Prompt » Return all of the entries word for word, but omit the pictures they contain.

+++ Source records

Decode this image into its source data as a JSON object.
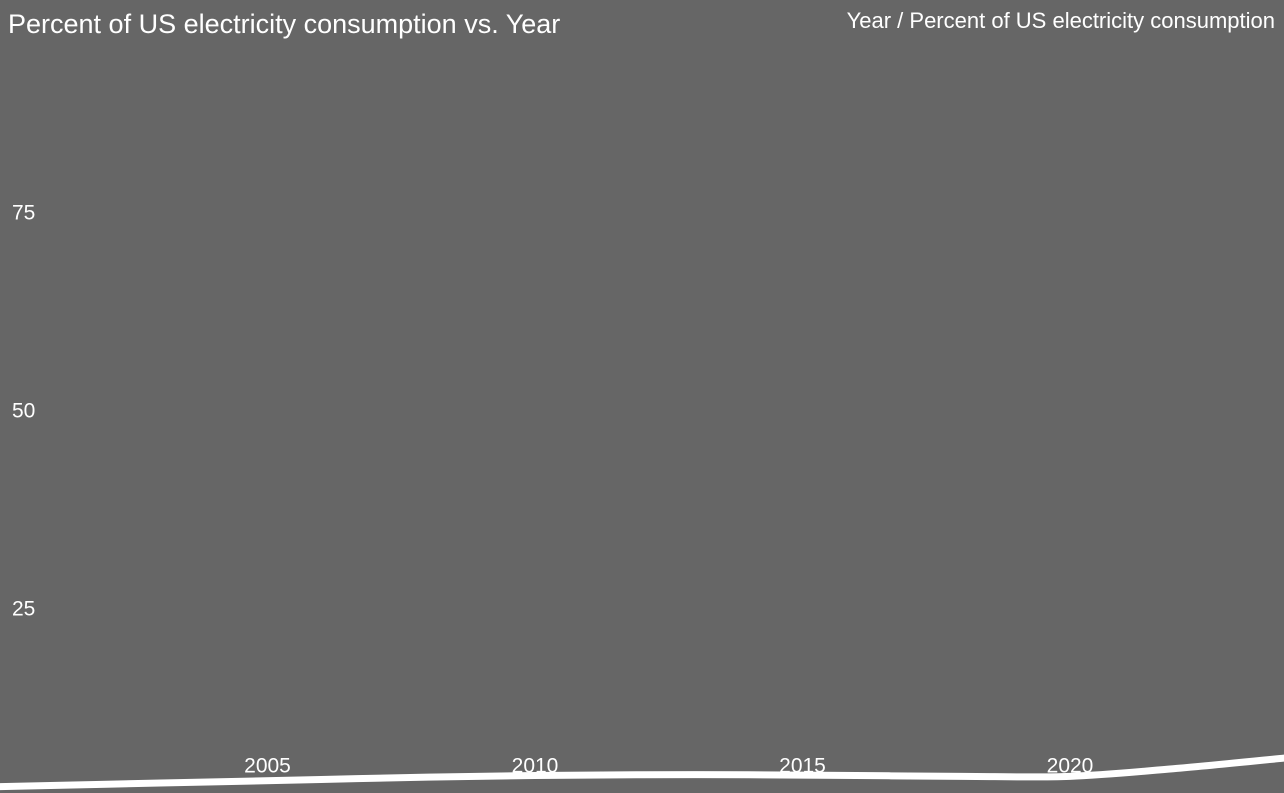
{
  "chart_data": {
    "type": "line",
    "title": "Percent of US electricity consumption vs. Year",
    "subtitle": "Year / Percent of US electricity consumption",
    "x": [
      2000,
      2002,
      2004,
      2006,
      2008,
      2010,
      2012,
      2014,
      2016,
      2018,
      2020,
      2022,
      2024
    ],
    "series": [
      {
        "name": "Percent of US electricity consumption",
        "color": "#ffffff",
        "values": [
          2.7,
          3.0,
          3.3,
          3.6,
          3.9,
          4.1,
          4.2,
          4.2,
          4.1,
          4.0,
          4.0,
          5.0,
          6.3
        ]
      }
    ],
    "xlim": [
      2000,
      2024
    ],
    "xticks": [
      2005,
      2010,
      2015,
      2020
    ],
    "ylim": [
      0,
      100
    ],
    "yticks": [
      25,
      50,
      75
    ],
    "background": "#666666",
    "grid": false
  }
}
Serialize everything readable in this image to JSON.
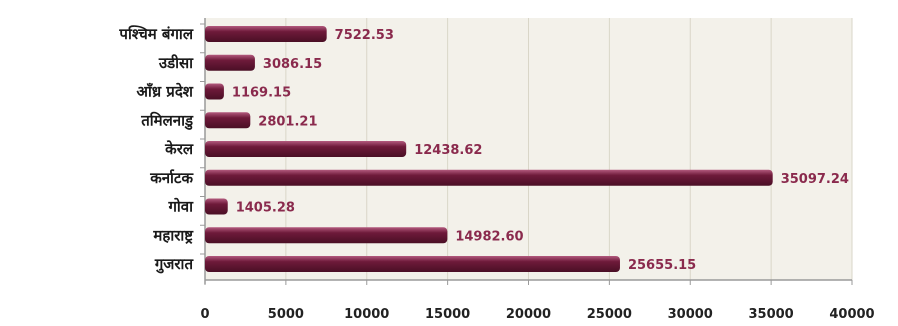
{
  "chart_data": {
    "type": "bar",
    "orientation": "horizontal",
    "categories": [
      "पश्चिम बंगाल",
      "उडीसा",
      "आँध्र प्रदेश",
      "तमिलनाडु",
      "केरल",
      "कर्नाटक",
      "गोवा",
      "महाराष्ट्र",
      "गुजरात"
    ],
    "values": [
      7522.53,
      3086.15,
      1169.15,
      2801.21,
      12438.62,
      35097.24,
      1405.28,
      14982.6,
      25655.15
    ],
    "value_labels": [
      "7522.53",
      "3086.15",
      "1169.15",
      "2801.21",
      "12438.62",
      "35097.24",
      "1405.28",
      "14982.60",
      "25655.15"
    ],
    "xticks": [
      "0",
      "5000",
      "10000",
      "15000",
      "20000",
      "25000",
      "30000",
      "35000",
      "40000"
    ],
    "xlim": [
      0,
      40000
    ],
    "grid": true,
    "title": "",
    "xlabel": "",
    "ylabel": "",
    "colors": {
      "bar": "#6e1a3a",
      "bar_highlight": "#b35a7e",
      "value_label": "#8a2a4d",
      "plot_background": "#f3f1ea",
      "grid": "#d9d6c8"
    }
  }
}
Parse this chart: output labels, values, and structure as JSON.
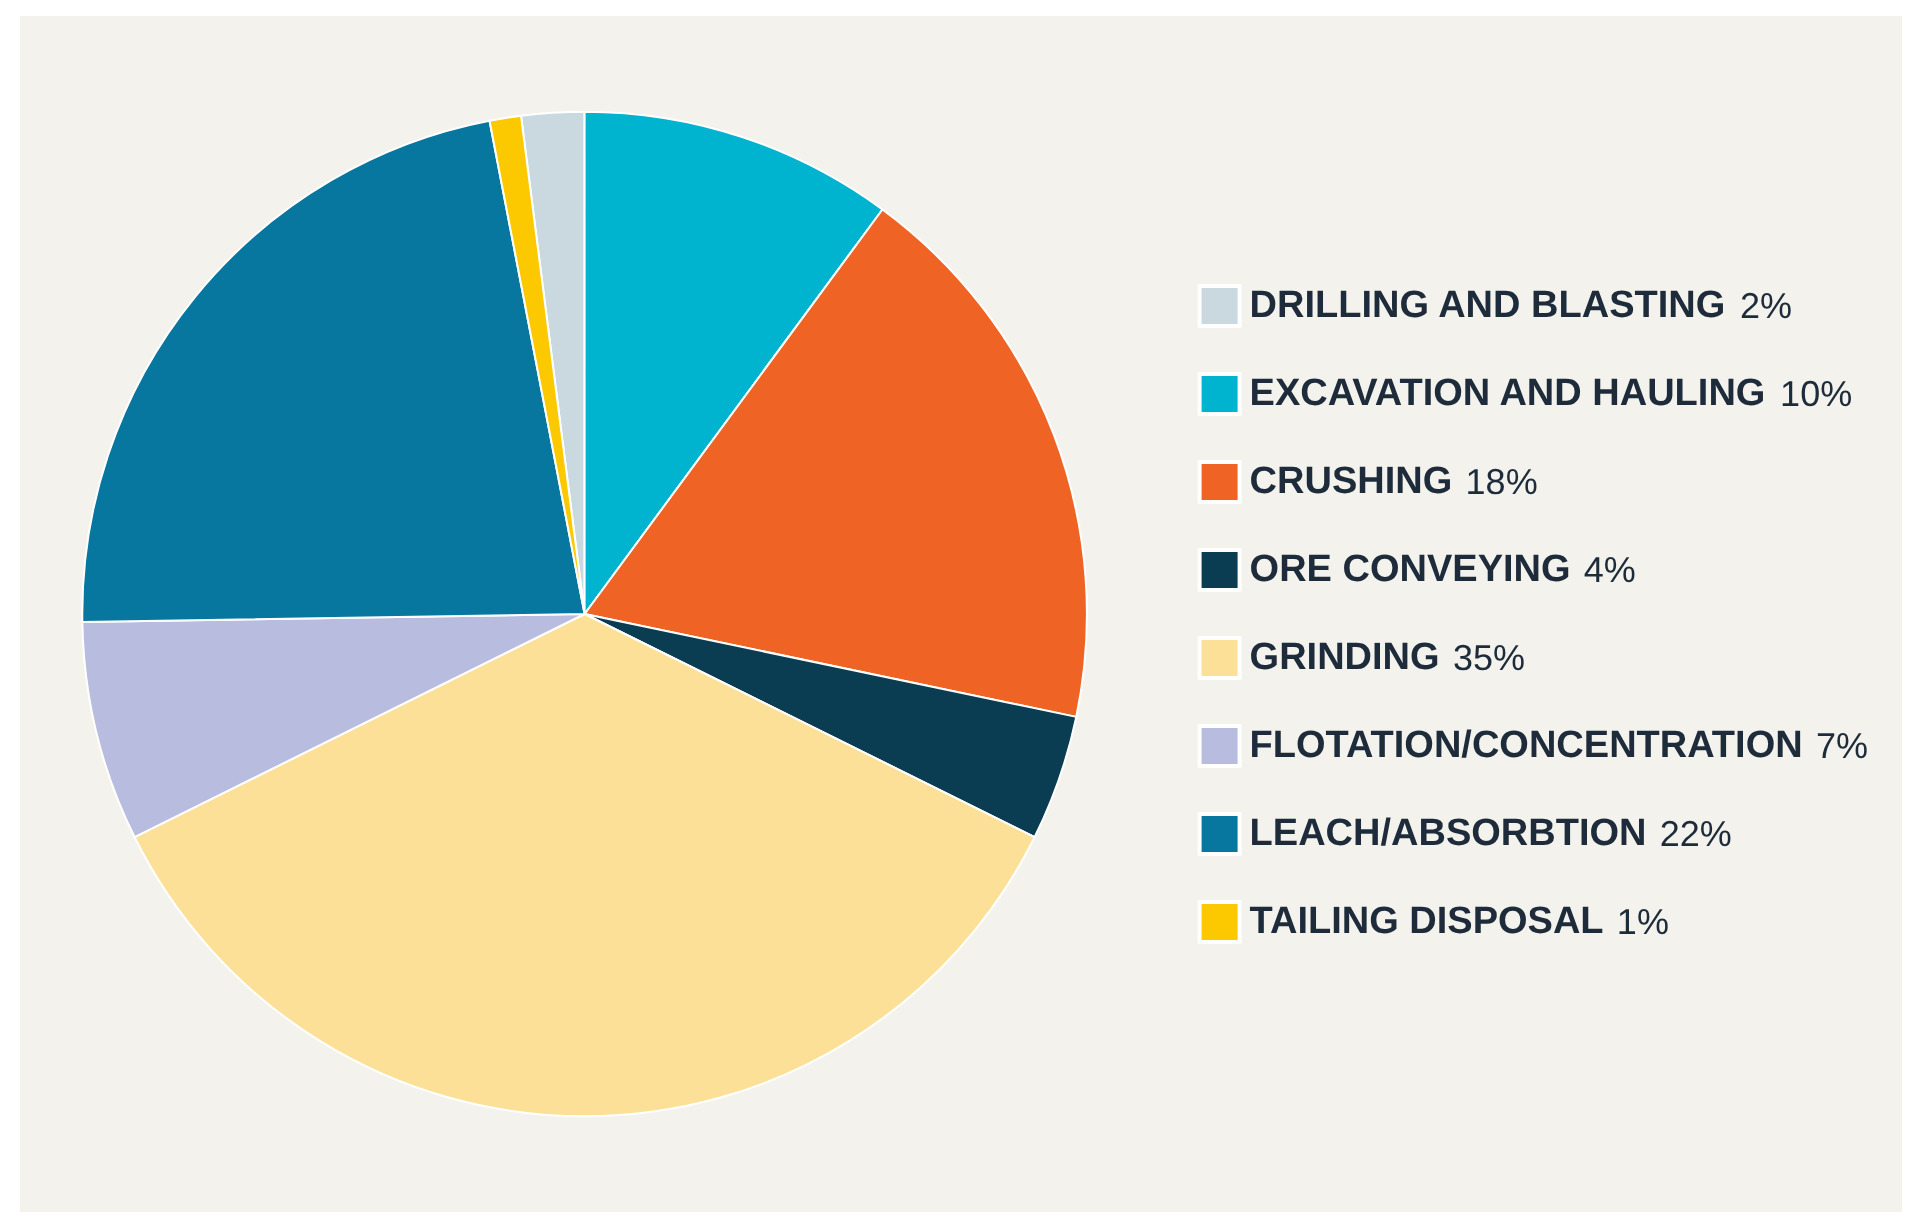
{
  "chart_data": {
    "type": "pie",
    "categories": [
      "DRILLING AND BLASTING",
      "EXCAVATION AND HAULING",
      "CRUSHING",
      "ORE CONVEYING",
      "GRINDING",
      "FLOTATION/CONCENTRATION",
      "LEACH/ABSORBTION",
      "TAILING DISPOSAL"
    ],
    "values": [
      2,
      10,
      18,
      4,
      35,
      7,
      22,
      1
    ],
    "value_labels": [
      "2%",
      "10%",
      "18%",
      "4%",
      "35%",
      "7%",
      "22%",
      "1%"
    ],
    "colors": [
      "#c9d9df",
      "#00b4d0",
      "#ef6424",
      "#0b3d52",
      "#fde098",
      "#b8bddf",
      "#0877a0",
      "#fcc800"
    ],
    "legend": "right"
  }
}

++++++

Result »
Decode this image into its source data as a JSON object.
{
  "chart_data": {
    "type": "line",
    "title": "Percent of US electricity consumption vs. Year",
    "subtitle": "Year / Percent of US electricity consumption",
    "x": [
      2000,
      2002,
      2004,
      2006,
      2008,
      2010,
      2012,
      2014,
      2016,
      2018,
      2020,
      2022,
      2024
    ],
    "series": [
      {
        "name": "Percent of US electricity consumption",
        "color": "#ffffff",
        "values": [
          2.7,
          3.0,
          3.3,
          3.6,
          3.9,
          4.1,
          4.2,
          4.2,
          4.1,
          4.0,
          4.0,
          5.0,
          6.3
        ]
      }
    ],
    "xlim": [
      2000,
      2024
    ],
    "xticks": [
      2005,
      2010,
      2015,
      2020
    ],
    "ylim": [
      0,
      100
    ],
    "yticks": [
      25,
      50,
      75
    ],
    "background": "#666666",
    "grid": false
  }
}
Serialize everything readable in this image to JSON.
{
  "chart_data": {
    "type": "bar",
    "orientation": "horizontal",
    "categories": [
      "पश्चिम बंगाल",
      "उडीसा",
      "आँध्र प्रदेश",
      "तमिलनाडु",
      "केरल",
      "कर्नाटक",
      "गोवा",
      "महाराष्ट्र",
      "गुजरात"
    ],
    "values": [
      7522.53,
      3086.15,
      1169.15,
      2801.21,
      12438.62,
      35097.24,
      1405.28,
      14982.6,
      25655.15
    ],
    "value_labels": [
      "7522.53",
      "3086.15",
      "1169.15",
      "2801.21",
      "12438.62",
      "35097.24",
      "1405.28",
      "14982.60",
      "25655.15"
    ],
    "xticks": [
      "0",
      "5000",
      "10000",
      "15000",
      "20000",
      "25000",
      "30000",
      "35000",
      "40000"
    ],
    "xlim": [
      0,
      40000
    ],
    "grid": true,
    "title": "",
    "xlabel": "",
    "ylabel": "",
    "colors": {
      "bar": "#6e1a3a",
      "bar_highlight": "#b35a7e",
      "value_label": "#8a2a4d",
      "plot_background": "#f3f1ea",
      "grid": "#d9d6c8"
    }
  }
}
Parse this chart: output labels, values, and structure as JSON.
{
  "chart_data": {
    "type": "pie",
    "categories": [
      "DRILLING AND BLASTING",
      "EXCAVATION AND HAULING",
      "CRUSHING",
      "ORE CONVEYING",
      "GRINDING",
      "FLOTATION/CONCENTRATION",
      "LEACH/ABSORBTION",
      "TAILING DISPOSAL"
    ],
    "values": [
      2,
      10,
      18,
      4,
      35,
      7,
      22,
      1
    ],
    "value_labels": [
      "2%",
      "10%",
      "18%",
      "4%",
      "35%",
      "7%",
      "22%",
      "1%"
    ],
    "colors": [
      "#c9d9df",
      "#00b4d0",
      "#ef6424",
      "#0b3d52",
      "#fde098",
      "#b8bddf",
      "#0877a0",
      "#fcc800"
    ],
    "legend": "right"
  }
}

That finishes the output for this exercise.